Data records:
====
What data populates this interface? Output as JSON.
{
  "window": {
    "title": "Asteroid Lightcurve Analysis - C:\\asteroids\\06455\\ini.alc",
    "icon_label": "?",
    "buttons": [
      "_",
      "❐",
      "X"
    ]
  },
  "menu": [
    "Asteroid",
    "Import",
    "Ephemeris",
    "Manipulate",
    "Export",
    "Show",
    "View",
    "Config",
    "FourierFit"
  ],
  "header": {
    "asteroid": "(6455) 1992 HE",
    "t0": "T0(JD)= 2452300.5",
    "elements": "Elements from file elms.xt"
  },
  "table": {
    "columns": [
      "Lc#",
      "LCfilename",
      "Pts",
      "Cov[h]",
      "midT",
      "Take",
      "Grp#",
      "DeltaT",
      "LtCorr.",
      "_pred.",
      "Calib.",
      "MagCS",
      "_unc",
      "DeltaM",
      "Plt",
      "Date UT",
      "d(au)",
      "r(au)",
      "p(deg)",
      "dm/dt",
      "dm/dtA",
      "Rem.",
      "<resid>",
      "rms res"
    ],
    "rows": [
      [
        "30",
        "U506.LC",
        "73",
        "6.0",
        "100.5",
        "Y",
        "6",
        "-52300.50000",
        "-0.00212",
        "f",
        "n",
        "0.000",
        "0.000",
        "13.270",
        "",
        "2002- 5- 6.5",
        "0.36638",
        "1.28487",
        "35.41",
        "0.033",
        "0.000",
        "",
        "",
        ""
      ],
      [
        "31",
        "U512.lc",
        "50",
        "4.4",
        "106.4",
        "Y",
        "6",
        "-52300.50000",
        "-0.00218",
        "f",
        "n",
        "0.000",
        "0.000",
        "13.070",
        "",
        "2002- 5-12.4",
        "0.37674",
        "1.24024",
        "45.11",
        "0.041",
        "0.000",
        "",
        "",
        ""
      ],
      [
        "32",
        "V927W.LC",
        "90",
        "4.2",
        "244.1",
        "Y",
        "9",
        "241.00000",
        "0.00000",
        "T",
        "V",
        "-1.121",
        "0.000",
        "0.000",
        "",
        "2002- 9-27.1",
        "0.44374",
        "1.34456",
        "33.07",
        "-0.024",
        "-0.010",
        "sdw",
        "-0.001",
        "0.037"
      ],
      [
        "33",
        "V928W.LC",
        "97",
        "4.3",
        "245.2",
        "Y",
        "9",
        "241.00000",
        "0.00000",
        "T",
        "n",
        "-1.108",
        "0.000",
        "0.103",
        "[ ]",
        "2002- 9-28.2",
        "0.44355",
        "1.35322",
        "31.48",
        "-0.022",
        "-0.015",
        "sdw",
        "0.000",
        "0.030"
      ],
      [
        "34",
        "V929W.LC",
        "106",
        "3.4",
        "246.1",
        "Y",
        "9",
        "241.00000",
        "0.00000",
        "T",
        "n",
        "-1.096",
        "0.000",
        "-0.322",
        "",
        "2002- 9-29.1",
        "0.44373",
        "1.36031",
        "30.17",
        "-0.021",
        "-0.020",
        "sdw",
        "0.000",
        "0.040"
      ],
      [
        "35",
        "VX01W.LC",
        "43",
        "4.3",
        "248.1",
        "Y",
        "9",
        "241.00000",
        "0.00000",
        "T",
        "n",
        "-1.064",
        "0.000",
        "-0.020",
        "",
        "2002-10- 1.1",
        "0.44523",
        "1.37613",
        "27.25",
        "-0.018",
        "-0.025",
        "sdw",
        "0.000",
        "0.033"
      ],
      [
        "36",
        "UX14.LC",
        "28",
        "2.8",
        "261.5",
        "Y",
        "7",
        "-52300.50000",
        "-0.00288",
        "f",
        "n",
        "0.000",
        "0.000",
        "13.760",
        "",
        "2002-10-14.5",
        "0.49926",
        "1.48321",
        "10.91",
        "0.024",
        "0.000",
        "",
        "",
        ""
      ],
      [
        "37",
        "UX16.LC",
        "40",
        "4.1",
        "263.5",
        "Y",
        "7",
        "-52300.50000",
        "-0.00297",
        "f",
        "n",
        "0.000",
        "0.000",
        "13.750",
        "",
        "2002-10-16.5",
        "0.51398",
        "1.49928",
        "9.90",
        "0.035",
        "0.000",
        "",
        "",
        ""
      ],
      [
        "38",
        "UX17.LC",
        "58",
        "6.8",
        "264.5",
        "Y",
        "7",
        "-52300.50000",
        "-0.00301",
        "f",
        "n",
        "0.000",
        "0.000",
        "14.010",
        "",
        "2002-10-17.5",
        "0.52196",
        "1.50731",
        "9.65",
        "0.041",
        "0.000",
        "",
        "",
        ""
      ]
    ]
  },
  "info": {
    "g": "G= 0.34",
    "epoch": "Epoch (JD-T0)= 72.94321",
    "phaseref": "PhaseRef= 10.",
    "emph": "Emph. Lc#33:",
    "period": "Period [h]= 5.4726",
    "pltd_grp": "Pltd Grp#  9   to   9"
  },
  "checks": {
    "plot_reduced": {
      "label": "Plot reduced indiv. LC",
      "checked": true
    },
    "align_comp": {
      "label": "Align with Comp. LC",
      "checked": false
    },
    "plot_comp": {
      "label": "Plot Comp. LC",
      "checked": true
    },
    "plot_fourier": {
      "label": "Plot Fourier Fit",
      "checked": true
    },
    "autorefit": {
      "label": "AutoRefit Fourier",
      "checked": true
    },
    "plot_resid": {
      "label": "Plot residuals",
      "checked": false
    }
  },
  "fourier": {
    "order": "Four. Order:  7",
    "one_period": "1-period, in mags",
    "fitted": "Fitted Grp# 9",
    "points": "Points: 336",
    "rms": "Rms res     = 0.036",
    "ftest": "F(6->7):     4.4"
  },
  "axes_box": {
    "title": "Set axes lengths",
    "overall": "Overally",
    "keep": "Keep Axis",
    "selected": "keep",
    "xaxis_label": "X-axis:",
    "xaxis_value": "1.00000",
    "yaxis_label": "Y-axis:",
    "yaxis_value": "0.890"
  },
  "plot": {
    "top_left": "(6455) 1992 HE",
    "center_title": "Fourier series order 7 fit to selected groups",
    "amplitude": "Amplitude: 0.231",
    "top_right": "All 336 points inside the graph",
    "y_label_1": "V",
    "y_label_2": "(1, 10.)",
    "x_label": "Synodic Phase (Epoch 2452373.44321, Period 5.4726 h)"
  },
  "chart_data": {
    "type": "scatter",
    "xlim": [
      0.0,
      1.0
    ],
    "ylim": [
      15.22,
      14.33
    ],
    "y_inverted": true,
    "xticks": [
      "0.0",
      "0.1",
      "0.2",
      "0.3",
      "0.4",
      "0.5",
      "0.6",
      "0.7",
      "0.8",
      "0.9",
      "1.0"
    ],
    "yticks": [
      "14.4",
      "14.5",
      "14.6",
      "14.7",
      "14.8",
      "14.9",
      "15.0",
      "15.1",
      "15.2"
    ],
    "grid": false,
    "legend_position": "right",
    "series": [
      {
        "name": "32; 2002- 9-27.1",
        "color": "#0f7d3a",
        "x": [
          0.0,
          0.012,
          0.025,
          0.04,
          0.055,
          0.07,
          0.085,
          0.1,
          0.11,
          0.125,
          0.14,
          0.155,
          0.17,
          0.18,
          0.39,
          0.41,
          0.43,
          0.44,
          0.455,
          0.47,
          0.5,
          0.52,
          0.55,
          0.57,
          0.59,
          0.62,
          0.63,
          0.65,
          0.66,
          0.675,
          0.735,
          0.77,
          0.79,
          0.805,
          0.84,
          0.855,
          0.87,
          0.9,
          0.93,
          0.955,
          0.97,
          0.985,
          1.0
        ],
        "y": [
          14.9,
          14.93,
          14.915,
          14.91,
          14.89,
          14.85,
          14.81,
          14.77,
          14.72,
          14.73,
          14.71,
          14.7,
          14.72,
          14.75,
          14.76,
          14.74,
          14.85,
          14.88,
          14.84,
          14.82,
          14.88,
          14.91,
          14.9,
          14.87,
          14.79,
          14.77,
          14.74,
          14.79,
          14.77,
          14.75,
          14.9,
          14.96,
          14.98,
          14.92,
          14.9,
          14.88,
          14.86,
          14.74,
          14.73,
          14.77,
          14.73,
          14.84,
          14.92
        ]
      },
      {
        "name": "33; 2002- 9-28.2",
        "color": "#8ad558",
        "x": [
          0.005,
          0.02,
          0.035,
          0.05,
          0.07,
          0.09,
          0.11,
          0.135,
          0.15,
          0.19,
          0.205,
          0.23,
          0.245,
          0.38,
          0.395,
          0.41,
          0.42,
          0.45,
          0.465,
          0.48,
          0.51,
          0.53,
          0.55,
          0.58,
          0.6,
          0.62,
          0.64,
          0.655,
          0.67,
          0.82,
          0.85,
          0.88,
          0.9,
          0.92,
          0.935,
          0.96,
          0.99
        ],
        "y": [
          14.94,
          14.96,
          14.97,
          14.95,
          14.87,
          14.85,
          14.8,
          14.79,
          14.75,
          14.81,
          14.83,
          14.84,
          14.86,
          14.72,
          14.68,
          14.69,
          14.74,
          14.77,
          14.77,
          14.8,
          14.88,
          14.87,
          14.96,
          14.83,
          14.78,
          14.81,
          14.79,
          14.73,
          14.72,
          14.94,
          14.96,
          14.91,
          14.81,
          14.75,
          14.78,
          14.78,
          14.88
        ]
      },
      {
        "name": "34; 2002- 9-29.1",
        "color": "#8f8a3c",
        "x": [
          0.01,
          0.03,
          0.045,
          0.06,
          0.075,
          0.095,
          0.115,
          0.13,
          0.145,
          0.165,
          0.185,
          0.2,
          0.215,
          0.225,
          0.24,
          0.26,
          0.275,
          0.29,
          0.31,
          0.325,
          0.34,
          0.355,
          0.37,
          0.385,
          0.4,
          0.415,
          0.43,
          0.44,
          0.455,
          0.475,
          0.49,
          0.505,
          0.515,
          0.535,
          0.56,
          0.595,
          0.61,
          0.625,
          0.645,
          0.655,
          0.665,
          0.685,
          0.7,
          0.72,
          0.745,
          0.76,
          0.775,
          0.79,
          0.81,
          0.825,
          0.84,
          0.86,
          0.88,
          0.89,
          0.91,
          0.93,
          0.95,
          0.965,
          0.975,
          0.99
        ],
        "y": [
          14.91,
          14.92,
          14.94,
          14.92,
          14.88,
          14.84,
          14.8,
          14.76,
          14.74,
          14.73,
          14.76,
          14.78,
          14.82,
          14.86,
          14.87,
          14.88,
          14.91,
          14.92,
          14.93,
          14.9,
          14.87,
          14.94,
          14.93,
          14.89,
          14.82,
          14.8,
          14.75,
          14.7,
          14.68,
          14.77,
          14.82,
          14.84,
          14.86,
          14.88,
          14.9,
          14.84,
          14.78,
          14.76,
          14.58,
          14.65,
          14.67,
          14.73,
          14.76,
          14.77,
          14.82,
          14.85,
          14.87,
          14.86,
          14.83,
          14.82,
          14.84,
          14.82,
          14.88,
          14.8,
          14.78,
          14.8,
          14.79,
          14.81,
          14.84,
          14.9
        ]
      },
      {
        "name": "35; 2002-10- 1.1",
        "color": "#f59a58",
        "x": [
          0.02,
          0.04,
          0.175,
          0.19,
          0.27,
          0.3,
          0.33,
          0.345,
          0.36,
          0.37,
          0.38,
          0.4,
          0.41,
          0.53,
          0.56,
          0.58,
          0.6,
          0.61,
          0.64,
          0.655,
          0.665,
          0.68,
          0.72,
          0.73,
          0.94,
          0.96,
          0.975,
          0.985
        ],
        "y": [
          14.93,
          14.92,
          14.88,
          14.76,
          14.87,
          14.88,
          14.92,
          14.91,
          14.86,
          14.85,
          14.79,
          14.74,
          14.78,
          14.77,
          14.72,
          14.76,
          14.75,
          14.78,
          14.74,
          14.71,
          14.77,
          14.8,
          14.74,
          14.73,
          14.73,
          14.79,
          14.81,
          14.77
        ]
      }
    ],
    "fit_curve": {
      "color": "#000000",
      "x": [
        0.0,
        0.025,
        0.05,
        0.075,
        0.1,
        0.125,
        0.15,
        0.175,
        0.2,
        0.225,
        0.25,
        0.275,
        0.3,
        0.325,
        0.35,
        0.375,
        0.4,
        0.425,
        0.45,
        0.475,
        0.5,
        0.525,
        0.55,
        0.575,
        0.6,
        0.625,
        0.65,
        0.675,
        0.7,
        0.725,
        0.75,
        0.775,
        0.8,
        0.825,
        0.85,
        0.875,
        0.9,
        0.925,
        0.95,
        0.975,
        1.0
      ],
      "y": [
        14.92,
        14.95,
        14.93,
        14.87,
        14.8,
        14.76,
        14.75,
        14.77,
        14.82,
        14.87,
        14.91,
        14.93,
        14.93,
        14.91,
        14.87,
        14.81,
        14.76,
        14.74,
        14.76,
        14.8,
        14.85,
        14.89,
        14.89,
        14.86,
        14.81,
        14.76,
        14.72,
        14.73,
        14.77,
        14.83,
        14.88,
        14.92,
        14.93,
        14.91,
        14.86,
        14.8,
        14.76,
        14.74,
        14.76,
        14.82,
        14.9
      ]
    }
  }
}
====
### Exercise aim
From the records above, pull out every line containing the word "Epoch".

### The response
    "epoch": "Epoch (JD-T0)= 72.94321",
    "x_label": "Synodic Phase (Epoch 2452373.44321, Period 5.4726 h)"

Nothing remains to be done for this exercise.